▶ [Data records]:

==============================

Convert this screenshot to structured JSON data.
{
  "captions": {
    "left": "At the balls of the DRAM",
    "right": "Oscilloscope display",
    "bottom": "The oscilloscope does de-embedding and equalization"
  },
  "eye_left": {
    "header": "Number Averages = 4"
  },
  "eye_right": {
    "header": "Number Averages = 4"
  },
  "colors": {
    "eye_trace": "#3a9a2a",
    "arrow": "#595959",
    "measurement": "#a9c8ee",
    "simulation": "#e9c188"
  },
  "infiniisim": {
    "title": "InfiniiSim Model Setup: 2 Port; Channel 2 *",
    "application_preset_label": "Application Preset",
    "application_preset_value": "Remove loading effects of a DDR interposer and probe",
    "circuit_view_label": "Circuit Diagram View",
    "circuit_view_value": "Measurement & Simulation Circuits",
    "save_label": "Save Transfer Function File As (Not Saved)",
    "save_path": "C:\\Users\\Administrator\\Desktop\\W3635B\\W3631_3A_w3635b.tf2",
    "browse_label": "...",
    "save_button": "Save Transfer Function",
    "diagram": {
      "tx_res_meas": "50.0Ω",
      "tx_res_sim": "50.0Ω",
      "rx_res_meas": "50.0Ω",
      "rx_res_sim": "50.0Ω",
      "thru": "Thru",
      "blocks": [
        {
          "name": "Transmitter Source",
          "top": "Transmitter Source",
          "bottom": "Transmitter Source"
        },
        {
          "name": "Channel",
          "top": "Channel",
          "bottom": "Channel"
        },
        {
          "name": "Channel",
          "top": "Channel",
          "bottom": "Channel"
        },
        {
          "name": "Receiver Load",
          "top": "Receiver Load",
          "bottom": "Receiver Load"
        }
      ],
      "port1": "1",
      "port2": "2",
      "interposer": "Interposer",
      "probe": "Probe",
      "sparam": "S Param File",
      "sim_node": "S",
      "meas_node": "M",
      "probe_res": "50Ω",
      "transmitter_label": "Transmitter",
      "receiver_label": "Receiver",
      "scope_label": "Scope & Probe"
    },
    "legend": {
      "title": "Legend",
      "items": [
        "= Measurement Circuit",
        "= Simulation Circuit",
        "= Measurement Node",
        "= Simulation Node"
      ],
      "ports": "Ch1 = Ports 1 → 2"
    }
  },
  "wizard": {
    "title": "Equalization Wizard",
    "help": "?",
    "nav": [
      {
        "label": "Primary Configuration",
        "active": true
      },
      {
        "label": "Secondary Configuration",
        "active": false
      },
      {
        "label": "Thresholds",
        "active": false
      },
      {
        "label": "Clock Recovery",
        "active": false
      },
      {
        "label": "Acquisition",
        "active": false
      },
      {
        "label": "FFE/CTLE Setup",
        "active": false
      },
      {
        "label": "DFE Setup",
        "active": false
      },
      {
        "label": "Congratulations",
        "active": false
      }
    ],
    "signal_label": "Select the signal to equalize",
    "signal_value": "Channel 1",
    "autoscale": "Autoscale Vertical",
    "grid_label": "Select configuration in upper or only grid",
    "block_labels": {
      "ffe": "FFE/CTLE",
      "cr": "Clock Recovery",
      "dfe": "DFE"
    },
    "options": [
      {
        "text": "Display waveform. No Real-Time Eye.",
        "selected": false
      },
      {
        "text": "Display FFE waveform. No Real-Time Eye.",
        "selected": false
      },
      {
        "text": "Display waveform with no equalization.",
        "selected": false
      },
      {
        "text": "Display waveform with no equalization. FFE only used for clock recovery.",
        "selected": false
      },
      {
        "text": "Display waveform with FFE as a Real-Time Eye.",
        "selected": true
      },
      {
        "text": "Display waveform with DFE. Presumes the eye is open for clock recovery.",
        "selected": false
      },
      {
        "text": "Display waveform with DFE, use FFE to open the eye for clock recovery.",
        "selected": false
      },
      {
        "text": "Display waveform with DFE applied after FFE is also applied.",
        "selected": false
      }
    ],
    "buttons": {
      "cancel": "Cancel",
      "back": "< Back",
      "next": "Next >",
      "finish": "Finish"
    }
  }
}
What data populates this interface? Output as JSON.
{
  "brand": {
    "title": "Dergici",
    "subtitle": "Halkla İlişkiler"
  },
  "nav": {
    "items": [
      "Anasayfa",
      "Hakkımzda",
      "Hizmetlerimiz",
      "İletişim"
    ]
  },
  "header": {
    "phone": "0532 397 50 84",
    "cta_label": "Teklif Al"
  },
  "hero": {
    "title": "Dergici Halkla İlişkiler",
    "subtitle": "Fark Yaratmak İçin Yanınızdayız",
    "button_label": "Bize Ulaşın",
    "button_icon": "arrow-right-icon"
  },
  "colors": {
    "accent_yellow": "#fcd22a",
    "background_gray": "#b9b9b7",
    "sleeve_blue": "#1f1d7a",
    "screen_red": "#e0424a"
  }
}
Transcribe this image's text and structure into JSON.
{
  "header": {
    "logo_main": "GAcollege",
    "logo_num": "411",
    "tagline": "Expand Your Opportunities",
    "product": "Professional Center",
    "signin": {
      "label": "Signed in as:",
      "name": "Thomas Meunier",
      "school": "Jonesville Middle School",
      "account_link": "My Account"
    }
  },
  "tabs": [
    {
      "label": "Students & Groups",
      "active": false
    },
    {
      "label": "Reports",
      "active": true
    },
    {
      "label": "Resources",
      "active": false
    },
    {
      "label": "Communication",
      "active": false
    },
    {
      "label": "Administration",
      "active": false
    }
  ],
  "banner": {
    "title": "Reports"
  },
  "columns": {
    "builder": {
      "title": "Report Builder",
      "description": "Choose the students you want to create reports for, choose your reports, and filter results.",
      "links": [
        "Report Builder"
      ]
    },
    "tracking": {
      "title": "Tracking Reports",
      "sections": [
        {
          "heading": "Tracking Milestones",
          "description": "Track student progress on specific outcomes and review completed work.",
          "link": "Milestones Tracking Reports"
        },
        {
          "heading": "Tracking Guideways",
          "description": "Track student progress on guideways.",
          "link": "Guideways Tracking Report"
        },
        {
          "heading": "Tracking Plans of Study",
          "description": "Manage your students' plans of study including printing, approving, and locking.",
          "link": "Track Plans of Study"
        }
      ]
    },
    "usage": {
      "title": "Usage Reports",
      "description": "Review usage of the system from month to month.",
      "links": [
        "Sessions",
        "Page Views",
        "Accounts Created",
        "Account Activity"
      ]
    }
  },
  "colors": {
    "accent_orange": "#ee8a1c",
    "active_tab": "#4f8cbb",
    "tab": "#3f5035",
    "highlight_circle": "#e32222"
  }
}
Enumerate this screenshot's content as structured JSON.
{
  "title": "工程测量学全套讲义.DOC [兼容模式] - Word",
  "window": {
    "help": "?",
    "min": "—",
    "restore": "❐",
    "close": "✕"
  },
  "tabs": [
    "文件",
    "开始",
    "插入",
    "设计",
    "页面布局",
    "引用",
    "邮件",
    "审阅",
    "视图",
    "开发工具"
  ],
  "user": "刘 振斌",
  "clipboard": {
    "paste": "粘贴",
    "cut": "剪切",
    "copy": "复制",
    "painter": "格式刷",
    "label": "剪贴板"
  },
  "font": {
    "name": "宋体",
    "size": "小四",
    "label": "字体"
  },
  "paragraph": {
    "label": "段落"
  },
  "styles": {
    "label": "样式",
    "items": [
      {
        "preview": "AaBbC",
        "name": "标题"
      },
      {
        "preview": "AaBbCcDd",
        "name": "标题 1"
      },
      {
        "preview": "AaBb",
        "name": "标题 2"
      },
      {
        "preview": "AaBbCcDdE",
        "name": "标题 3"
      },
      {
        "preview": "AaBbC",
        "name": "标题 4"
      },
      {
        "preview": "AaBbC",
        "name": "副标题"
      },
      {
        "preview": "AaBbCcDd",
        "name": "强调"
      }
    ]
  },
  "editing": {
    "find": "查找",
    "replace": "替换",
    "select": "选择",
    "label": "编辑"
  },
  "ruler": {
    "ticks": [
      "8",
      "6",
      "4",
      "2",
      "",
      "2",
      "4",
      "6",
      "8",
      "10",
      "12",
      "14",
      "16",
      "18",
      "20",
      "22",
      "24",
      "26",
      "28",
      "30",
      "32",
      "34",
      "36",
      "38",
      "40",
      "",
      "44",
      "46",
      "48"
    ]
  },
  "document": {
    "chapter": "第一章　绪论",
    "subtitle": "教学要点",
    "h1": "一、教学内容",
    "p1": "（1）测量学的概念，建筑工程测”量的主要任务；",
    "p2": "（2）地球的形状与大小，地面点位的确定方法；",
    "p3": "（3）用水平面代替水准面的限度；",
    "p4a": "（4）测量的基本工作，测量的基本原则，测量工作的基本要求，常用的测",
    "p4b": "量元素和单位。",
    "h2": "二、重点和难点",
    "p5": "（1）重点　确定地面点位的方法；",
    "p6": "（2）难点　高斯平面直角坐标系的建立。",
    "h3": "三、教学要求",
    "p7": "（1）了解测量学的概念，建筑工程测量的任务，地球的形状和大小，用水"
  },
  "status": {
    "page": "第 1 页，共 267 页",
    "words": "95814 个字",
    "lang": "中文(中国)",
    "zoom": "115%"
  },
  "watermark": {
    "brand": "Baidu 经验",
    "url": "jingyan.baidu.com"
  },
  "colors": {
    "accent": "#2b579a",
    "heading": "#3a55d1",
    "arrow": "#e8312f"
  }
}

==============================

▶ [Instructions to follow]:
Among the entries above, identify all lines with "progress" and copy them.

▶ [Expected answer]:
          "description": "Track student progress on specific outcomes and review completed work.",
          "description": "Track student progress on guideways.",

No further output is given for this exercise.